What the task requires:
Retype the material in full, keeping every word the same.

Extracted entries:

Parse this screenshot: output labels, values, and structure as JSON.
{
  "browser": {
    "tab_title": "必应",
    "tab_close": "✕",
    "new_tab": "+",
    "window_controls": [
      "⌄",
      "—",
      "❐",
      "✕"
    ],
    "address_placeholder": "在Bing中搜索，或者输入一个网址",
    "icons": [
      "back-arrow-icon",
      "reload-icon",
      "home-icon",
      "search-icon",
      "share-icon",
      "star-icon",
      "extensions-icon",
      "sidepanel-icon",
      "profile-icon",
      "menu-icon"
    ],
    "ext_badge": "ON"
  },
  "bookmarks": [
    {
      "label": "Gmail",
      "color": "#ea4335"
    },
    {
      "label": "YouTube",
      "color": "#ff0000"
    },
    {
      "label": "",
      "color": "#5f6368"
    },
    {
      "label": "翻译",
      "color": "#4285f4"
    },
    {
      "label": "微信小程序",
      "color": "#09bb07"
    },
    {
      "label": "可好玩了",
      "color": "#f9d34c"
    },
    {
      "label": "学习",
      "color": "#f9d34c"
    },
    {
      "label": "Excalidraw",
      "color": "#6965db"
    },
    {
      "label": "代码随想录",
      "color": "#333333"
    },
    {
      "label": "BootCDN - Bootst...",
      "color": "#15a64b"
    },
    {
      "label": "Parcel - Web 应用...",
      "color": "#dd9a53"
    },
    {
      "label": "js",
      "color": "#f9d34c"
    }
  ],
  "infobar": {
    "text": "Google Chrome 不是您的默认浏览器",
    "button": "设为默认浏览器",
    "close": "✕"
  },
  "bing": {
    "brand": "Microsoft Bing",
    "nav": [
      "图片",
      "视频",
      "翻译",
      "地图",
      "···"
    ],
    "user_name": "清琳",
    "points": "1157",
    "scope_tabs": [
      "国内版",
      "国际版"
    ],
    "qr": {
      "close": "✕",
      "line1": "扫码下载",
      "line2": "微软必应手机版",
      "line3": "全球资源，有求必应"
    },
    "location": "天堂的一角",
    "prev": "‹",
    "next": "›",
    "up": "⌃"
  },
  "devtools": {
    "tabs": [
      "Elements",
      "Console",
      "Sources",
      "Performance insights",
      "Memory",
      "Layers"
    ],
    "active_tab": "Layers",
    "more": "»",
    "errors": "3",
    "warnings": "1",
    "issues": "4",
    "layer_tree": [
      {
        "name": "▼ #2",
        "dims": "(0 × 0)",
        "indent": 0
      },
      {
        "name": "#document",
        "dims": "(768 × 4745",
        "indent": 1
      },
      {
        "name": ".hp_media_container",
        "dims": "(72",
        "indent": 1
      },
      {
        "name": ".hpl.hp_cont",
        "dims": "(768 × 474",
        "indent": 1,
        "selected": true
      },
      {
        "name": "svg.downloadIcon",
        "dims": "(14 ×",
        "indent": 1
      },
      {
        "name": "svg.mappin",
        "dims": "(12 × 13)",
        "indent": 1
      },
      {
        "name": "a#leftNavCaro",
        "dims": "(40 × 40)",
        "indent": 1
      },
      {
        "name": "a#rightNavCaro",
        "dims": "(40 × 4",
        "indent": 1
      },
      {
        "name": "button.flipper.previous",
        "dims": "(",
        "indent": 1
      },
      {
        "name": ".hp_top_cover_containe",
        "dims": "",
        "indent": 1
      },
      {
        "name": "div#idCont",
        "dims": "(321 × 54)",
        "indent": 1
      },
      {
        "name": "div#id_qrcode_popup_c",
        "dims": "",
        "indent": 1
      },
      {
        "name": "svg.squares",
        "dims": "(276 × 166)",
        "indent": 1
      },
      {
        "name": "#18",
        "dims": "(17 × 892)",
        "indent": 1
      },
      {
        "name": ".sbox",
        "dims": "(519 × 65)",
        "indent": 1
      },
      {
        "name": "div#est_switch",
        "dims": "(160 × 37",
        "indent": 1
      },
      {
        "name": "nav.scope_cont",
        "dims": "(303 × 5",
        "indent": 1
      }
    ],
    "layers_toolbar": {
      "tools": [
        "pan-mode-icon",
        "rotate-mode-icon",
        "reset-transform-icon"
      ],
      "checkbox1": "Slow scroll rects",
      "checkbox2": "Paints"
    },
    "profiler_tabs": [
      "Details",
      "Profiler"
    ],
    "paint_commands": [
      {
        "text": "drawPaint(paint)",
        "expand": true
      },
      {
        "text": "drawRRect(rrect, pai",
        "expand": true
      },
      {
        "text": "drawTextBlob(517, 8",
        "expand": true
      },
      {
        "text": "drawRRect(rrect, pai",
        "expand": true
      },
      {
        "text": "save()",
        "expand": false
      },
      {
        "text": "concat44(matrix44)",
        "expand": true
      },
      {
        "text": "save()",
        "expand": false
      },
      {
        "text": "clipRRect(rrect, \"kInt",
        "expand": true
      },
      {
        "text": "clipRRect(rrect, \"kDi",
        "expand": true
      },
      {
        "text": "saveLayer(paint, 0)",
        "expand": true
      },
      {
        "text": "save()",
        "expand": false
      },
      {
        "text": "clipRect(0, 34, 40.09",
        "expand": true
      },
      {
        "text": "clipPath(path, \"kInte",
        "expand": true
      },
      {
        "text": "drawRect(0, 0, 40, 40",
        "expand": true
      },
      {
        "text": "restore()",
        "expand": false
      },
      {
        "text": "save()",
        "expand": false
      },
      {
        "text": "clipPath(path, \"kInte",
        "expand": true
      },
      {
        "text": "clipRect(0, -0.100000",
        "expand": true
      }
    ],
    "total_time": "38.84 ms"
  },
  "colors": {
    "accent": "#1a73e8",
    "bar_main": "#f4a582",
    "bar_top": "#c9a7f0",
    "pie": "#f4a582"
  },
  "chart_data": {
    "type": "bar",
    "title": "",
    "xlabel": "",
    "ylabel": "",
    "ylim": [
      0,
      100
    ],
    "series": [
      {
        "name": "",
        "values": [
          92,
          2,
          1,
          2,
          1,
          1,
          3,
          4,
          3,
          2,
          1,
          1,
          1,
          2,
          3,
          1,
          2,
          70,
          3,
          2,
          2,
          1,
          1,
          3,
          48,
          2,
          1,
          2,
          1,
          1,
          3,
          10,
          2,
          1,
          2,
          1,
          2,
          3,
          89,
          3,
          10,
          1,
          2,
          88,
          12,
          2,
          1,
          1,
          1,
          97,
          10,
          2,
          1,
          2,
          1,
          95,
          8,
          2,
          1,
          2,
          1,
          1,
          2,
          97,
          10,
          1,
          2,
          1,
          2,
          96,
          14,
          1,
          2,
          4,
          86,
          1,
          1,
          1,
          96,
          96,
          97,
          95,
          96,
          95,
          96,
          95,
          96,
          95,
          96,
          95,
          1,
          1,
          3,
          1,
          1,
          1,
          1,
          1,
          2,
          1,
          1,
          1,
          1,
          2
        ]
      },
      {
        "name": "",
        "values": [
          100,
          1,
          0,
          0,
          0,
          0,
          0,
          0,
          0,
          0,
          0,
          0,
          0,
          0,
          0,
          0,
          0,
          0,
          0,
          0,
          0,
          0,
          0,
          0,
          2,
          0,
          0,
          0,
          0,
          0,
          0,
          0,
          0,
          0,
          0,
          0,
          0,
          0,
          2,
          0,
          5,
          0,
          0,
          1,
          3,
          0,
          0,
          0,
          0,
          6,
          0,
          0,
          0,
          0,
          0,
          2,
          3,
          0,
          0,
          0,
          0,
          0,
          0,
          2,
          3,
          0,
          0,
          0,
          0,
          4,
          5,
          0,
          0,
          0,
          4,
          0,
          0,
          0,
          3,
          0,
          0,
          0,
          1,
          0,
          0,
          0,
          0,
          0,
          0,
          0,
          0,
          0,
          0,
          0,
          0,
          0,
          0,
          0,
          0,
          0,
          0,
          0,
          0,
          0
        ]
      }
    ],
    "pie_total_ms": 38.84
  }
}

Exercise output:
Parse this screenshot: output labels, values, and structure as JSON.
{
  "browser": {
    "tab_title": "必应",
    "tab_close": "✕",
    "new_tab": "+",
    "window_controls": [
      "⌄",
      "—",
      "❐",
      "✕"
    ],
    "address_placeholder": "在Bing中搜索，或者输入一个网址",
    "icons": [
      "back-arrow-icon",
      "reload-icon",
      "home-icon",
      "search-icon",
      "share-icon",
      "star-icon",
      "extensions-icon",
      "sidepanel-icon",
      "profile-icon",
      "menu-icon"
    ],
    "ext_badge": "ON"
  },
  "bookmarks": [
    {
      "label": "Gmail",
      "color": "#ea4335"
    },
    {
      "label": "YouTube",
      "color": "#ff0000"
    },
    {
      "label": "",
      "color": "#5f6368"
    },
    {
      "label": "翻译",
      "color": "#4285f4"
    },
    {
      "label": "微信小程序",
      "color": "#09bb07"
    },
    {
      "label": "可好玩了",
      "color": "#f9d34c"
    },
    {
      "label": "学习",
      "color": "#f9d34c"
    },
    {
      "label": "Excalidraw",
      "color": "#6965db"
    },
    {
      "label": "代码随想录",
      "color": "#333333"
    },
    {
      "label": "BootCDN - Bootst...",
      "color": "#15a64b"
    },
    {
      "label": "Parcel - Web 应用...",
      "color": "#dd9a53"
    },
    {
      "label": "js",
      "color": "#f9d34c"
    }
  ],
  "infobar": {
    "text": "Google Chrome 不是您的默认浏览器",
    "button": "设为默认浏览器",
    "close": "✕"
  },
  "bing": {
    "brand": "Microsoft Bing",
    "nav": [
      "图片",
      "视频",
      "翻译",
      "地图",
      "···"
    ],
    "user_name": "清琳",
    "points": "1157",
    "scope_tabs": [
      "国内版",
      "国际版"
    ],
    "qr": {
      "close": "✕",
      "line1": "扫码下载",
      "line2": "微软必应手机版",
      "line3": "全球资源，有求必应"
    },
    "location": "天堂的一角",
    "prev": "‹",
    "next": "›",
    "up": "⌃"
  },
  "devtools": {
    "tabs": [
      "Elements",
      "Console",
      "Sources",
      "Performance insights",
      "Memory",
      "Layers"
    ],
    "active_tab": "Layers",
    "more": "»",
    "errors": "3",
    "warnings": "1",
    "issues": "4",
    "layer_tree": [
      {
        "name": "▼ #2",
        "dims": "(0 × 0)",
        "indent": 0
      },
      {
        "name": "#document",
        "dims": "(768 × 4745",
        "indent": 1
      },
      {
        "name": ".hp_media_container",
        "dims": "(72",
        "indent": 1
      },
      {
        "name": ".hpl.hp_cont",
        "dims": "(768 × 474",
        "indent": 1,
        "selected": true
      },
      {
        "name": "svg.downloadIcon",
        "dims": "(14 ×",
        "indent": 1
      },
      {
        "name": "svg.mappin",
        "dims": "(12 × 13)",
        "indent": 1
      },
      {
        "name": "a#leftNavCaro",
        "dims": "(40 × 40)",
        "indent": 1
      },
      {
        "name": "a#rightNavCaro",
        "dims": "(40 × 4",
        "indent": 1
      },
      {
        "name": "button.flipper.previous",
        "dims": "(",
        "indent": 1
      },
      {
        "name": ".hp_top_cover_containe",
        "dims": "",
        "indent": 1
      },
      {
        "name": "div#idCont",
        "dims": "(321 × 54)",
        "indent": 1
      },
      {
        "name": "div#id_qrcode_popup_c",
        "dims": "",
        "indent": 1
      },
      {
        "name": "svg.squares",
        "dims": "(276 × 166)",
        "indent": 1
      },
      {
        "name": "#18",
        "dims": "(17 × 892)",
        "indent": 1
      },
      {
        "name": ".sbox",
        "dims": "(519 × 65)",
        "indent": 1
      },
      {
        "name": "div#est_switch",
        "dims": "(160 × 37",
        "indent": 1
      },
      {
        "name": "nav.scope_cont",
        "dims": "(303 × 5",
        "indent": 1
      }
    ],
    "layers_toolbar": {
      "tools": [
        "pan-mode-icon",
        "rotate-mode-icon",
        "reset-transform-icon"
      ],
      "checkbox1": "Slow scroll rects",
      "checkbox2": "Paints"
    },
    "profiler_tabs": [
      "Details",
      "Profiler"
    ],
    "paint_commands": [
      {
        "text": "drawPaint(paint)",
        "expand": true
      },
      {
        "text": "drawRRect(rrect, pai",
        "expand": true
      },
      {
        "text": "drawTextBlob(517, 8",
        "expand": true
      },
      {
        "text": "drawRRect(rrect, pai",
        "expand": true
      },
      {
        "text": "save()",
        "expand": false
      },
      {
        "text": "concat44(matrix44)",
        "expand": true
      },
      {
        "text": "save()",
        "expand": false
      },
      {
        "text": "clipRRect(rrect, \"kInt",
        "expand": true
      },
      {
        "text": "clipRRect(rrect, \"kDi",
        "expand": true
      },
      {
        "text": "saveLayer(paint, 0)",
        "expand": true
      },
      {
        "text": "save()",
        "expand": false
      },
      {
        "text": "clipRect(0, 34, 40.09",
        "expand": true
      },
      {
        "text": "clipPath(path, \"kInte",
        "expand": true
      },
      {
        "text": "drawRect(0, 0, 40, 40",
        "expand": true
      },
      {
        "text": "restore()",
        "expand": false
      },
      {
        "text": "save()",
        "expand": false
      },
      {
        "text": "clipPath(path, \"kInte",
        "expand": true
      },
      {
        "text": "clipRect(0, -0.100000",
        "expand": true
      }
    ],
    "total_time": "38.84 ms"
  },
  "colors": {
    "accent": "#1a73e8",
    "bar_main": "#f4a582",
    "bar_top": "#c9a7f0",
    "pie": "#f4a582"
  },
  "chart_data": {
    "type": "bar",
    "title": "",
    "xlabel": "",
    "ylabel": "",
    "ylim": [
      0,
      100
    ],
    "series": [
      {
        "name": "",
        "values": [
          92,
          2,
          1,
          2,
          1,
          1,
          3,
          4,
          3,
          2,
          1,
          1,
          1,
          2,
          3,
          1,
          2,
          70,
          3,
          2,
          2,
          1,
          1,
          3,
          48,
          2,
          1,
          2,
          1,
          1,
          3,
          10,
          2,
          1,
          2,
          1,
          2,
          3,
          89,
          3,
          10,
          1,
          2,
          88,
          12,
          2,
          1,
          1,
          1,
          97,
          10,
          2,
          1,
          2,
          1,
          95,
          8,
          2,
          1,
          2,
          1,
          1,
          2,
          97,
          10,
          1,
          2,
          1,
          2,
          96,
          14,
          1,
          2,
          4,
          86,
          1,
          1,
          1,
          96,
          96,
          97,
          95,
          96,
          95,
          96,
          95,
          96,
          95,
          96,
          95,
          1,
          1,
          3,
          1,
          1,
          1,
          1,
          1,
          2,
          1,
          1,
          1,
          1,
          2
        ]
      },
      {
        "name": "",
        "values": [
          100,
          1,
          0,
          0,
          0,
          0,
          0,
          0,
          0,
          0,
          0,
          0,
          0,
          0,
          0,
          0,
          0,
          0,
          0,
          0,
          0,
          0,
          0,
          0,
          2,
          0,
          0,
          0,
          0,
          0,
          0,
          0,
          0,
          0,
          0,
          0,
          0,
          0,
          2,
          0,
          5,
          0,
          0,
          1,
          3,
          0,
          0,
          0,
          0,
          6,
          0,
          0,
          0,
          0,
          0,
          2,
          3,
          0,
          0,
          0,
          0,
          0,
          0,
          2,
          3,
          0,
          0,
          0,
          0,
          4,
          5,
          0,
          0,
          0,
          4,
          0,
          0,
          0,
          3,
          0,
          0,
          0,
          1,
          0,
          0,
          0,
          0,
          0,
          0,
          0,
          0,
          0,
          0,
          0,
          0,
          0,
          0,
          0,
          0,
          0,
          0,
          0,
          0,
          0
        ]
      }
    ],
    "pie_total_ms": 38.84
  }
}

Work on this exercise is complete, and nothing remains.